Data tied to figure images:
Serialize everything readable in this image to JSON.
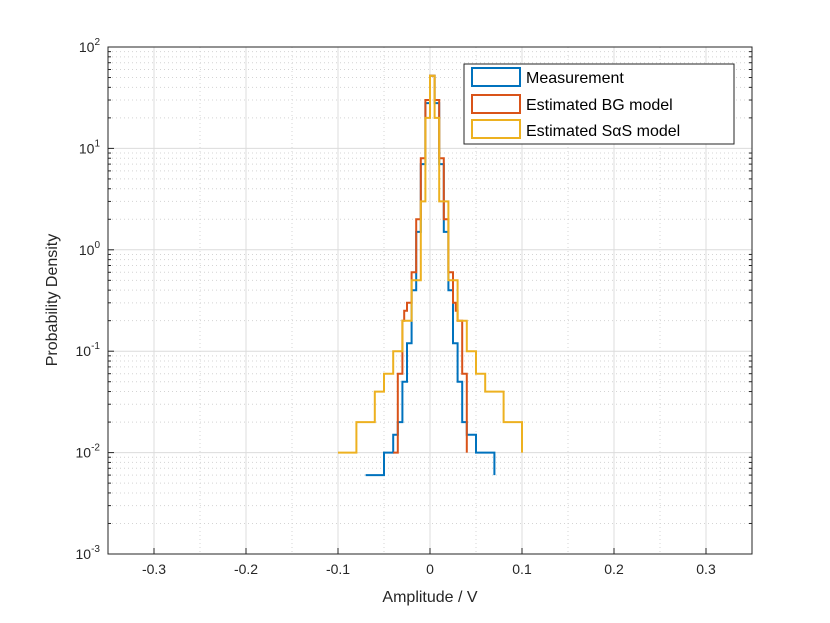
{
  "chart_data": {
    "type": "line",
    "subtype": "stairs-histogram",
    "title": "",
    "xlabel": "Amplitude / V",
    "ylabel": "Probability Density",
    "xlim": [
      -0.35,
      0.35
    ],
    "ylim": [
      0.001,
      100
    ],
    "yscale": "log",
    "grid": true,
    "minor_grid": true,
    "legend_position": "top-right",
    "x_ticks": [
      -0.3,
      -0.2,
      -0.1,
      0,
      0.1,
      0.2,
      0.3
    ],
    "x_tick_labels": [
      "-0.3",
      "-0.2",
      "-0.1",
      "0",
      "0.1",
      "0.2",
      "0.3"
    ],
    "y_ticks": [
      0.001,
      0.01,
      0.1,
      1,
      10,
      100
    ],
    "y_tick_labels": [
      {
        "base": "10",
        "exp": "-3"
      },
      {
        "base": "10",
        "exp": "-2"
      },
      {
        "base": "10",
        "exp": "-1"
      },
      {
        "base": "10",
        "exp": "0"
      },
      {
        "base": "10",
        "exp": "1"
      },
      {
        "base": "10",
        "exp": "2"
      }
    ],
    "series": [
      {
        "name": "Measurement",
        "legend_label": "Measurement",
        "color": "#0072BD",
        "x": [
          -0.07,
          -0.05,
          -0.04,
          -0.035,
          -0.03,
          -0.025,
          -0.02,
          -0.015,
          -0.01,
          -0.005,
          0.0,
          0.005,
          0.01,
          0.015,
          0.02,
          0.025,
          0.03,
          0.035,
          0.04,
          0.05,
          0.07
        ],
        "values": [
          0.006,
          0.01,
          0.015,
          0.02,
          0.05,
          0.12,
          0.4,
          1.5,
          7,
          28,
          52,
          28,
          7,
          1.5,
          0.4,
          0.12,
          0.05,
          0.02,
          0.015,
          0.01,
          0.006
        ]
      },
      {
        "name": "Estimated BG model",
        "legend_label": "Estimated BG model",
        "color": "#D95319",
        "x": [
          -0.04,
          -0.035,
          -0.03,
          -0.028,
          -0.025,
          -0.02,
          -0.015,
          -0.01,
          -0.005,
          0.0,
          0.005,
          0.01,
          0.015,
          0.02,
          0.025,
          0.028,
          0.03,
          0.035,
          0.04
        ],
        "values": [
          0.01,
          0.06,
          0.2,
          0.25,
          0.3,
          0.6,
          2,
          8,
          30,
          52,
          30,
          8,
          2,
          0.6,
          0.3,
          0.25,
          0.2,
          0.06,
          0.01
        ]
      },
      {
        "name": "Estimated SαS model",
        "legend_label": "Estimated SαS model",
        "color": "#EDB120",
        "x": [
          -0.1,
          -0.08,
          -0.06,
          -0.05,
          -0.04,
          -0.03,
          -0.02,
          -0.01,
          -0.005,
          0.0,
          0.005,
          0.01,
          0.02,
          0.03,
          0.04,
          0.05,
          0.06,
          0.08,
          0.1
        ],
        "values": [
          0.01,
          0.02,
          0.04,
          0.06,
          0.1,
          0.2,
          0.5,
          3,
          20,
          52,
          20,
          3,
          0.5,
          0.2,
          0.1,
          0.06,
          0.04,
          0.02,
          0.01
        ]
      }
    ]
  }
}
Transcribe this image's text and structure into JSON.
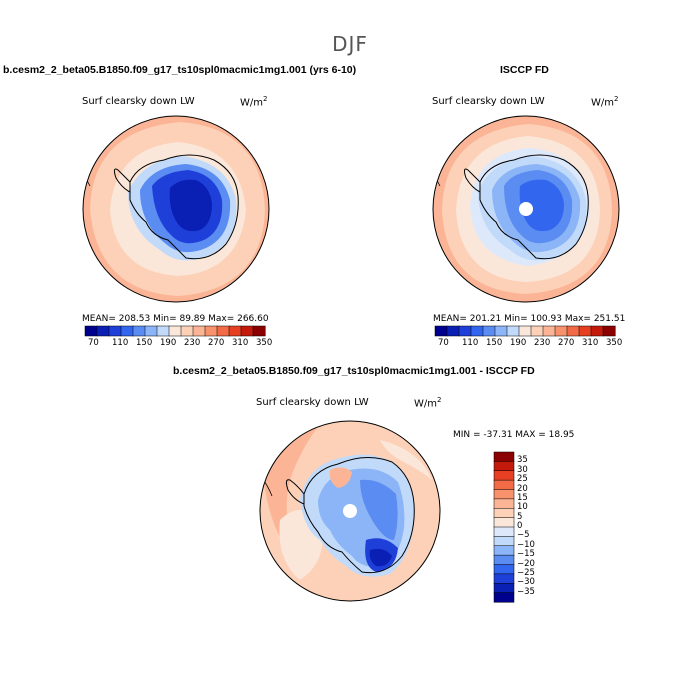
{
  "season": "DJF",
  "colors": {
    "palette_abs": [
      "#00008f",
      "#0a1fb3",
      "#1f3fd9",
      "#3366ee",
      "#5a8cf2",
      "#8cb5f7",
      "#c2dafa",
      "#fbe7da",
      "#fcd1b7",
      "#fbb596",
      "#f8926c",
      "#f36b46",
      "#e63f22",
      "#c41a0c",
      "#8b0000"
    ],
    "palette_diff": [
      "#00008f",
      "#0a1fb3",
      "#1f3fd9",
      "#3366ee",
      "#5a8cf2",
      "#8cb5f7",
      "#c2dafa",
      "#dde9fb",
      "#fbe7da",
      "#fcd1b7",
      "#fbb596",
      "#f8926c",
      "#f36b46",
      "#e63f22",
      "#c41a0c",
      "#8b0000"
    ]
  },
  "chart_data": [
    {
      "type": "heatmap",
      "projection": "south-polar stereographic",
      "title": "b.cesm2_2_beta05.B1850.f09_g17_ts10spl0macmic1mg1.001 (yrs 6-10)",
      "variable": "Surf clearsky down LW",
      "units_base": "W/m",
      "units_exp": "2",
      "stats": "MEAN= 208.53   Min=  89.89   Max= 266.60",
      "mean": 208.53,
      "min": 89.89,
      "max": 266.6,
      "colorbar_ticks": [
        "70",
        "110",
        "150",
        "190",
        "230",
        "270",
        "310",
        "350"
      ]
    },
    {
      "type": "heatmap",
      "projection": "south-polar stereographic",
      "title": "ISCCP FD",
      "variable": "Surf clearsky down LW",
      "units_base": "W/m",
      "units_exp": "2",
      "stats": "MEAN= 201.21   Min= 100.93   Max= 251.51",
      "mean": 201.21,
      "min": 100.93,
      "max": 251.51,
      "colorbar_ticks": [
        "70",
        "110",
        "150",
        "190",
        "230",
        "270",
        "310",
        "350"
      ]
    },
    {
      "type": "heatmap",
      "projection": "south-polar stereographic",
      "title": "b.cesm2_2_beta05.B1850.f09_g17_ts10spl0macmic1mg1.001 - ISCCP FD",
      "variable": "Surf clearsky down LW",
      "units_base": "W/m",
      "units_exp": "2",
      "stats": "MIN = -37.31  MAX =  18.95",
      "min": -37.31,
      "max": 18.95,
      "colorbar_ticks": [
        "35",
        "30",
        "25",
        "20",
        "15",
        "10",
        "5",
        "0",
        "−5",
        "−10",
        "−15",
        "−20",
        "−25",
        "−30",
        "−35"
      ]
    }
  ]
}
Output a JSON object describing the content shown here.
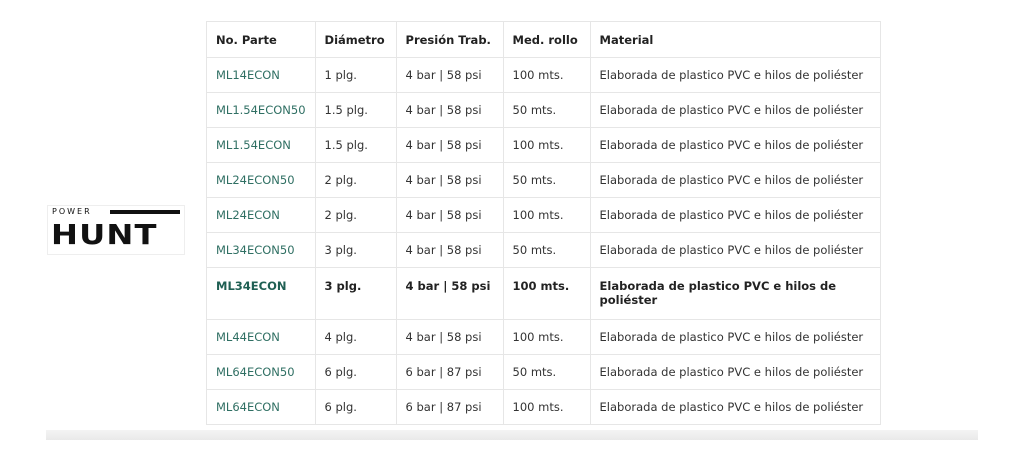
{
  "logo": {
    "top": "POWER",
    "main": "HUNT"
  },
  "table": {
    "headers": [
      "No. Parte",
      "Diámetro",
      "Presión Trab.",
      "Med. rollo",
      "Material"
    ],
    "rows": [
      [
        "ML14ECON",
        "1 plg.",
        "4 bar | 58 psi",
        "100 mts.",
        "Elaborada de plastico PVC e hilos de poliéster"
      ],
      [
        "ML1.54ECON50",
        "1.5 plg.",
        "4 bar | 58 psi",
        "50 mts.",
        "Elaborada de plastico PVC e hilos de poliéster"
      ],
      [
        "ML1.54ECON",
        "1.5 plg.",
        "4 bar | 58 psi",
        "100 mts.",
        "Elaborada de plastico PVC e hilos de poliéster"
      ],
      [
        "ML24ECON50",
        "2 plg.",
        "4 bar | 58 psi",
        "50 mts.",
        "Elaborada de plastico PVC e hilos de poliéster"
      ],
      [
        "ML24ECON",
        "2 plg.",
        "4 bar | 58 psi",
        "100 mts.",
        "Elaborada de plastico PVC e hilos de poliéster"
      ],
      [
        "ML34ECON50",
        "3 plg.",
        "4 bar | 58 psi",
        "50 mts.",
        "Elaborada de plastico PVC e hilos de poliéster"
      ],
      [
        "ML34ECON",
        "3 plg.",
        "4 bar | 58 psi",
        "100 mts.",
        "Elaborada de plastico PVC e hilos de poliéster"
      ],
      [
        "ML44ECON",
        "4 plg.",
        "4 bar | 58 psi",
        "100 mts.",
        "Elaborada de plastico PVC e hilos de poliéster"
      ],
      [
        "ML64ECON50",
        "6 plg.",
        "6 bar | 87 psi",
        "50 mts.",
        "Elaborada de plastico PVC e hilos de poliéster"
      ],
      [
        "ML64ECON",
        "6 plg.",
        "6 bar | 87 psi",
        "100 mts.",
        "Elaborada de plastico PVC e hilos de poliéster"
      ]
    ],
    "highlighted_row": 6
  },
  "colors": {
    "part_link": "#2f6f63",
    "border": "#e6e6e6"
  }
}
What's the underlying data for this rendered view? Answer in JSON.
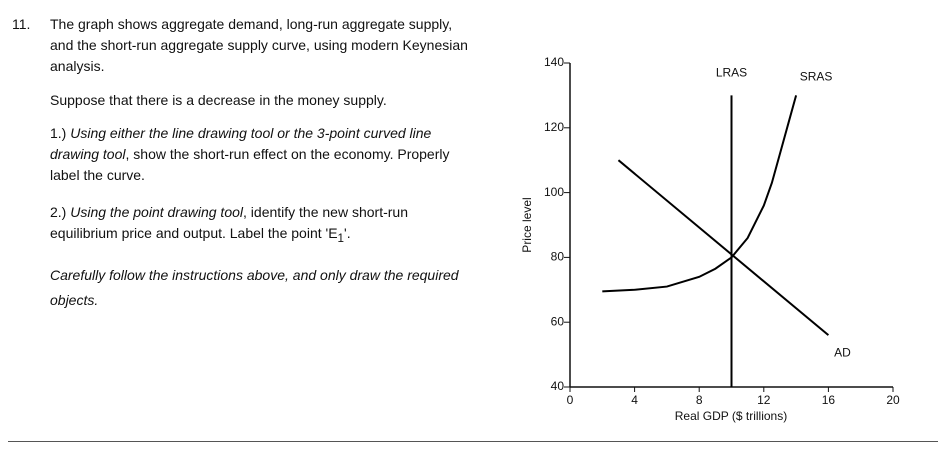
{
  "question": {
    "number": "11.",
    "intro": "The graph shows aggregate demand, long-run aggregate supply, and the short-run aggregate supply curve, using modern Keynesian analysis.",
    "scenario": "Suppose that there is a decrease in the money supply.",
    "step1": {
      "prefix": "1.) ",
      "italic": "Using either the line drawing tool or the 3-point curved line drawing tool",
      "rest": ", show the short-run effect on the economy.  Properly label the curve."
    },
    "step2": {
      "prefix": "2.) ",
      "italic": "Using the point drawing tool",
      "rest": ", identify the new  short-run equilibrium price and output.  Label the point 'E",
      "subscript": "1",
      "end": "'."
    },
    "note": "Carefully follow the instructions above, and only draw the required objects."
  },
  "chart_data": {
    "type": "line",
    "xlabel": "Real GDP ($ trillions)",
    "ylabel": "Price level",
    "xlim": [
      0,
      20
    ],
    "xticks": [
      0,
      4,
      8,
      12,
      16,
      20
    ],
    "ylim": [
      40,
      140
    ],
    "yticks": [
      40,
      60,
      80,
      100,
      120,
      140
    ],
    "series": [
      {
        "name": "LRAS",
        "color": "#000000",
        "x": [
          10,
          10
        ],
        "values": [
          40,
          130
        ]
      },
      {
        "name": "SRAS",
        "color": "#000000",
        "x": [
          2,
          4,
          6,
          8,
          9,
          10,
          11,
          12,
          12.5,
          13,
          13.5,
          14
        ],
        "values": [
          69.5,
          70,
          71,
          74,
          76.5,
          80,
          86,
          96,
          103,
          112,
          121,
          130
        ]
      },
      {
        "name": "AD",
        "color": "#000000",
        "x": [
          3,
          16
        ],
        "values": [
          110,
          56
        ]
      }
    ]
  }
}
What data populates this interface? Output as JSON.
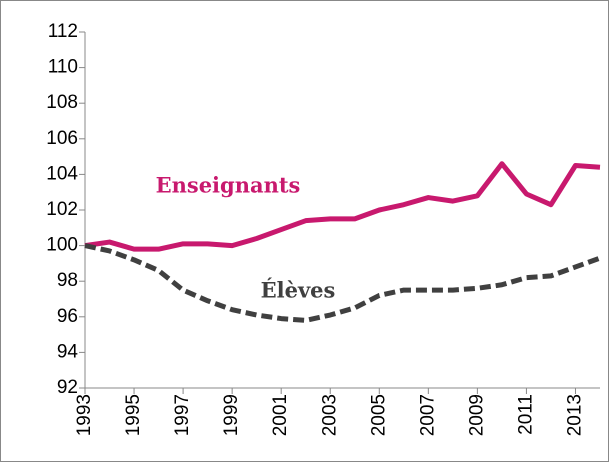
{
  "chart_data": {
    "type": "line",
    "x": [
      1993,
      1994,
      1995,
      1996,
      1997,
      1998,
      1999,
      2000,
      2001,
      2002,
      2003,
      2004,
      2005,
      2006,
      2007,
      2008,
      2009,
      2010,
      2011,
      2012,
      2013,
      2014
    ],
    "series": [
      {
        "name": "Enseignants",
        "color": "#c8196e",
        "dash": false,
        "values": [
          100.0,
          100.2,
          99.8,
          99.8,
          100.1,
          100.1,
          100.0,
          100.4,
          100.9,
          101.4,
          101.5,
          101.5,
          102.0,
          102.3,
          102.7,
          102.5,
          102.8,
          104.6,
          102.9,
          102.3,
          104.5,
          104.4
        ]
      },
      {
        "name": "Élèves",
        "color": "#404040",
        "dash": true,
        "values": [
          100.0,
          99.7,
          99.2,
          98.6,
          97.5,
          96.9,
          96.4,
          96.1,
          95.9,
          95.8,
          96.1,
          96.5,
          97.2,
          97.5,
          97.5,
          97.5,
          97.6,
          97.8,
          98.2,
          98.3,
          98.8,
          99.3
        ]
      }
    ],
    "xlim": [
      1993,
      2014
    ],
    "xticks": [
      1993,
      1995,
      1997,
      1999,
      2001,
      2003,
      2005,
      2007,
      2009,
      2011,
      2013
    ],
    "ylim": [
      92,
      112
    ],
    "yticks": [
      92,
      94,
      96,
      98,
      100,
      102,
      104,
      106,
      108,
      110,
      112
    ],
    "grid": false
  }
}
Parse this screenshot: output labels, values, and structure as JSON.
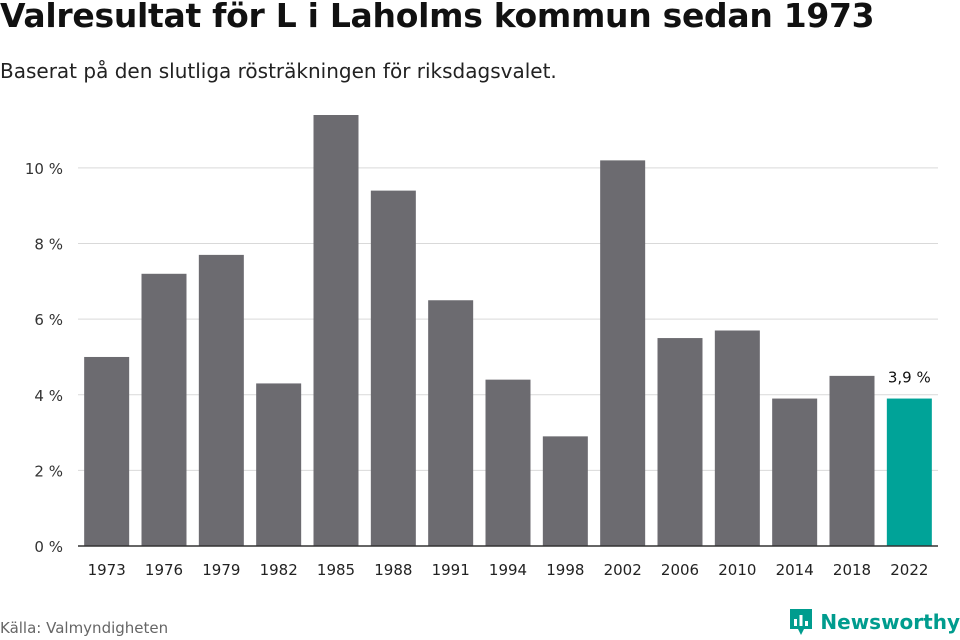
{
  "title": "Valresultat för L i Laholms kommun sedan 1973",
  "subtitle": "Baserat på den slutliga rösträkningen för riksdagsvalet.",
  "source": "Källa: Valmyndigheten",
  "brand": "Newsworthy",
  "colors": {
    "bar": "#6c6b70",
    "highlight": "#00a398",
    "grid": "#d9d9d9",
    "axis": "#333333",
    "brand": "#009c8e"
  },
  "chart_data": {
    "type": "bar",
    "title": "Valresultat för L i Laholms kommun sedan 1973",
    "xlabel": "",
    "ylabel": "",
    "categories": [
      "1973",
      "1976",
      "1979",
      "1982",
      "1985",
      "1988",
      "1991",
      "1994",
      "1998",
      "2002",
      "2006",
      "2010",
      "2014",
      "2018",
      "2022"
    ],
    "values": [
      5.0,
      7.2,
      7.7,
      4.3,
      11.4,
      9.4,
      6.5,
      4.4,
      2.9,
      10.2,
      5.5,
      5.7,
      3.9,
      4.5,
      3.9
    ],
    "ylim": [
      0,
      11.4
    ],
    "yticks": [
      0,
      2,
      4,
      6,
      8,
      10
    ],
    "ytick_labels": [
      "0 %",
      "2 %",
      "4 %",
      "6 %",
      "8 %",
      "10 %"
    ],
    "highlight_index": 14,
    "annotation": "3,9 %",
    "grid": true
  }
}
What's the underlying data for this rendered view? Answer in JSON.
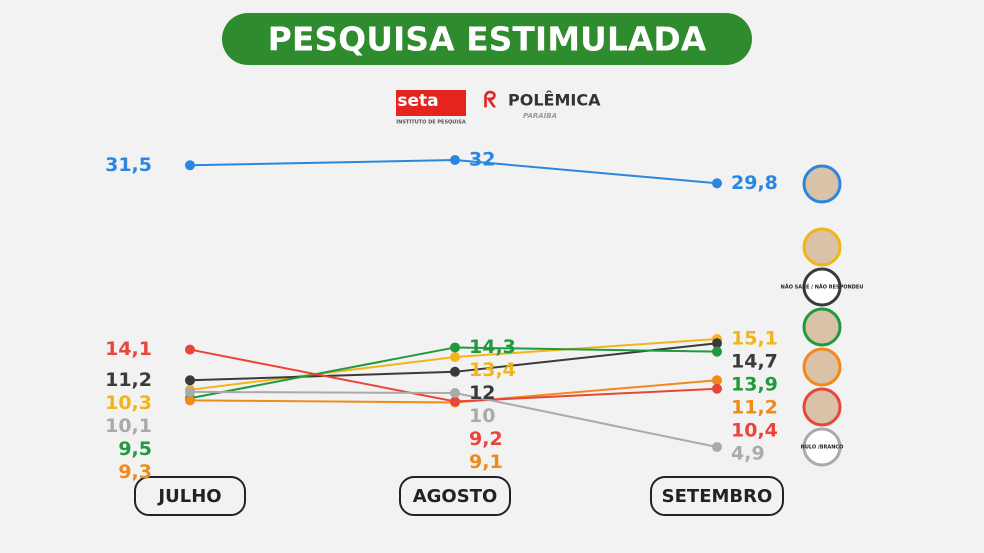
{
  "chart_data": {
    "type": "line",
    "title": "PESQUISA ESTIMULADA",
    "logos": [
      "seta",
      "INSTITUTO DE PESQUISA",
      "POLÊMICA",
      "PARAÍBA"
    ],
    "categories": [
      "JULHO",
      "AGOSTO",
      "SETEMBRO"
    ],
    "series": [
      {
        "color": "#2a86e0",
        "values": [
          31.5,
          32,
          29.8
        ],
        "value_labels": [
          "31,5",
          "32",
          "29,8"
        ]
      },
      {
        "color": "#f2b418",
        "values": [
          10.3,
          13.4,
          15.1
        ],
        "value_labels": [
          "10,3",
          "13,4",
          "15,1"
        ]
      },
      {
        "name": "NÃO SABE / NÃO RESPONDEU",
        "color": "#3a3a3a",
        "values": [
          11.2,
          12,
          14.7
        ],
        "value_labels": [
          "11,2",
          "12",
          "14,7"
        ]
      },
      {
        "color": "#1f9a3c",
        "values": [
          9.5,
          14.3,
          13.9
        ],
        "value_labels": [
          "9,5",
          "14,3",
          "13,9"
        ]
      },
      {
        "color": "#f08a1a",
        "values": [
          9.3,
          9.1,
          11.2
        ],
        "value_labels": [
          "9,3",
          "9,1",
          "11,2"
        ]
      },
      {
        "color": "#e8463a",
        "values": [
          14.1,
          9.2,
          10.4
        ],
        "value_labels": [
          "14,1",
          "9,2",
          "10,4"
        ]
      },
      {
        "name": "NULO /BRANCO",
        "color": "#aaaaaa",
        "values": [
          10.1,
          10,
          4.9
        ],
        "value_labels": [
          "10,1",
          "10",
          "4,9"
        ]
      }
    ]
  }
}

Your instructions:
For each line of the listing that holds the word "supply", show that line.

Answer to the task:
    "intro": "The graph shows aggregate demand, long-run aggregate supply, and the short-run aggregate supply curve, using modern Keynesian analysis.",
    "scenario": "Suppose that there is a decrease in the money supply.",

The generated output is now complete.